> [TASK DESCRIPTION] Copy out every one of the entries below word for word, leaving out the pictures.

> [SUPPLIED RECORDS]
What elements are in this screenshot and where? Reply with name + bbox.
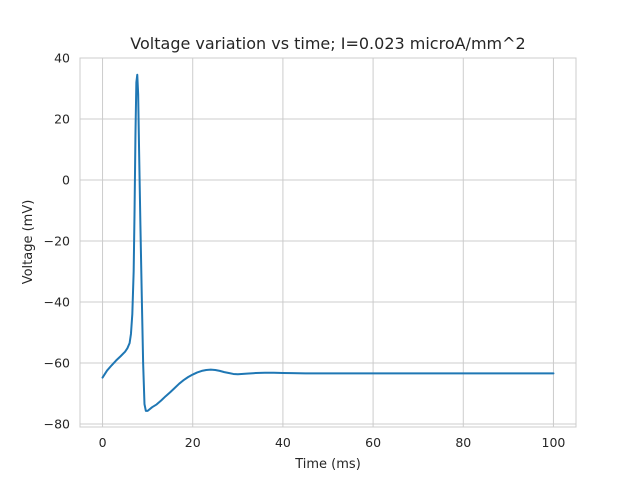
series-layer (101, 73, 555, 412)
y-tick-label: −20 (44, 233, 70, 248)
y-tick-label: −80 (44, 416, 70, 431)
x-tick-label: 40 (275, 435, 291, 450)
voltage-series-line (101, 73, 555, 412)
y-axis-label: Voltage (mV) (21, 200, 36, 285)
x-tick-label: 0 (99, 435, 107, 450)
x-tick-label: 80 (455, 435, 471, 450)
chart-title: Voltage variation vs time; I=0.023 micro… (130, 34, 525, 53)
y-tick-label: 40 (54, 51, 70, 66)
grid-layer (80, 57, 576, 427)
y-tick-label: 0 (62, 172, 70, 187)
tick-labels: 0 20 40 60 80 100 40 20 0 −20 −40 −60 −80 (44, 51, 566, 451)
y-tick-label: −60 (44, 355, 70, 370)
y-tick-label: −40 (44, 294, 70, 309)
x-tick-label: 100 (542, 435, 566, 450)
x-tick-label: 20 (185, 435, 201, 450)
x-tick-label: 60 (365, 435, 381, 450)
y-tick-label: 20 (54, 111, 70, 126)
plot-frame (79, 57, 577, 428)
x-axis-label: Time (ms) (294, 457, 361, 472)
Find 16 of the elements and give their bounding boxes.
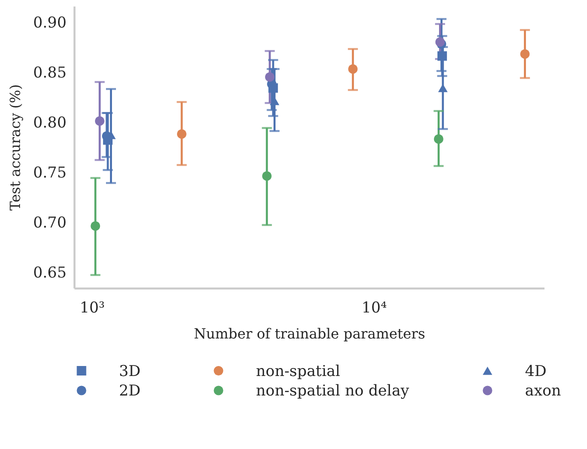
legend-label: non-spatial no delay [256,382,410,400]
y-tick-label: 0.85 [33,64,66,82]
x-tick-label: 10⁴ [362,298,387,316]
y-axis-title: Test accuracy (%) [8,84,24,211]
legend-label: 4D [525,362,547,380]
legend-label: 2D [119,382,141,400]
y-tick-label: 0.80 [33,114,66,132]
x-axis-title: Number of trainable parameters [194,326,426,342]
y-tick-label: 0.90 [33,14,66,32]
legend-label: 3D [119,362,141,380]
y-tick-label: 0.70 [33,214,66,232]
legend-label: non-spatial [256,362,340,380]
y-tick-label: 0.75 [33,164,66,182]
legend-label: axon [525,382,562,400]
x-tick-label: 10³ [80,298,105,316]
y-tick-label: 0.65 [33,264,66,282]
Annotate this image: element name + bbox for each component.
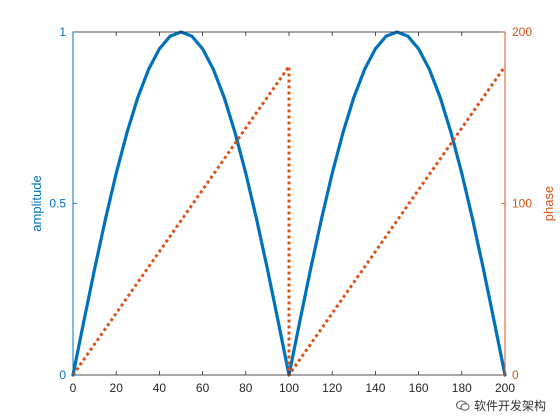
left-axis-label: amplitude [29, 175, 44, 231]
left-y-tick-label: 0.5 [49, 197, 66, 211]
x-tick-label: 160 [409, 381, 429, 395]
x-tick-label: 120 [322, 381, 342, 395]
x-tick-label: 40 [153, 381, 167, 395]
right-axis-label: phase [541, 186, 556, 221]
x-tick-label: 180 [452, 381, 472, 395]
watermark-text: 软件开发架构 [473, 399, 546, 413]
x-tick-label: 140 [365, 381, 385, 395]
right-y-tick-label: 200 [512, 25, 532, 39]
x-tick-label: 100 [279, 381, 299, 395]
plot-area-frame [72, 31, 506, 376]
left-y-tick-label: 0 [59, 368, 66, 382]
right-y-tick-label: 0 [512, 368, 519, 382]
watermark: 软件开发架构 [455, 397, 546, 414]
left-y-tick-label: 1 [59, 25, 66, 39]
x-tick-label: 60 [196, 381, 210, 395]
wechat-icon [455, 400, 470, 411]
x-tick-label: 200 [495, 381, 515, 395]
right-y-tick-label: 100 [512, 197, 532, 211]
series-phase-line [71, 64, 507, 377]
x-tick-label: 0 [70, 381, 77, 395]
x-tick-label: 20 [110, 381, 124, 395]
x-tick-label: 80 [239, 381, 253, 395]
series-amplitude-line [71, 30, 507, 377]
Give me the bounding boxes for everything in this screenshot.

> [EXERCISE ANSWER]
What elements are in this screenshot and where? Reply with name + bbox.
series-layer (101, 73, 555, 412)
y-tick-label: −20 (44, 233, 70, 248)
y-tick-label: −80 (44, 416, 70, 431)
x-tick-label: 40 (275, 435, 291, 450)
voltage-series-line (101, 73, 555, 412)
y-axis-label: Voltage (mV) (21, 200, 36, 285)
x-tick-label: 0 (99, 435, 107, 450)
x-tick-label: 80 (455, 435, 471, 450)
chart-title: Voltage variation vs time; I=0.023 micro… (130, 34, 525, 53)
y-tick-label: 40 (54, 51, 70, 66)
grid-layer (80, 57, 576, 427)
y-tick-label: 0 (62, 172, 70, 187)
tick-labels: 0 20 40 60 80 100 40 20 0 −20 −40 −60 −80 (44, 51, 566, 451)
y-tick-label: −60 (44, 355, 70, 370)
y-tick-label: −40 (44, 294, 70, 309)
x-tick-label: 100 (542, 435, 566, 450)
x-tick-label: 20 (185, 435, 201, 450)
x-tick-label: 60 (365, 435, 381, 450)
y-tick-label: 20 (54, 111, 70, 126)
plot-frame (79, 57, 577, 428)
x-axis-label: Time (ms) (294, 457, 361, 472)
Find 16 of the elements and give their bounding boxes.
legend-label: non-spatial no delay [256,382,410,400]
y-tick-label: 0.85 [33,64,66,82]
x-tick-label: 10⁴ [362,298,387,316]
y-axis-title: Test accuracy (%) [8,84,24,211]
legend-label: 4D [525,362,547,380]
legend-label: 2D [119,382,141,400]
y-tick-label: 0.80 [33,114,66,132]
x-axis-title: Number of trainable parameters [194,326,426,342]
y-tick-label: 0.90 [33,14,66,32]
legend-label: 3D [119,362,141,380]
y-tick-label: 0.70 [33,214,66,232]
legend-label: non-spatial [256,362,340,380]
y-tick-label: 0.75 [33,164,66,182]
legend-label: axon [525,382,562,400]
x-tick-label: 10³ [80,298,105,316]
y-tick-label: 0.65 [33,264,66,282]
Annotate this image: element name + bbox for each component.
left-axis-label: amplitude [29, 175, 44, 231]
left-y-tick-label: 0.5 [49, 197, 66, 211]
x-tick-label: 160 [409, 381, 429, 395]
x-tick-label: 120 [322, 381, 342, 395]
x-tick-label: 40 [153, 381, 167, 395]
right-axis-label: phase [541, 186, 556, 221]
x-tick-label: 180 [452, 381, 472, 395]
watermark-text: 软件开发架构 [473, 399, 546, 413]
x-tick-label: 140 [365, 381, 385, 395]
right-y-tick-label: 200 [512, 25, 532, 39]
x-tick-label: 100 [279, 381, 299, 395]
plot-area-frame [72, 31, 506, 376]
left-y-tick-label: 0 [59, 368, 66, 382]
right-y-tick-label: 0 [512, 368, 519, 382]
watermark: 软件开发架构 [455, 397, 546, 414]
left-y-tick-label: 1 [59, 25, 66, 39]
x-tick-label: 60 [196, 381, 210, 395]
wechat-icon [455, 400, 470, 411]
x-tick-label: 200 [495, 381, 515, 395]
right-y-tick-label: 100 [512, 197, 532, 211]
series-phase-line [71, 64, 507, 377]
x-tick-label: 0 [70, 381, 77, 395]
x-tick-label: 20 [110, 381, 124, 395]
x-tick-label: 80 [239, 381, 253, 395]
series-amplitude-line [71, 30, 507, 377]
Give me the bounding boxes for everything in this screenshot.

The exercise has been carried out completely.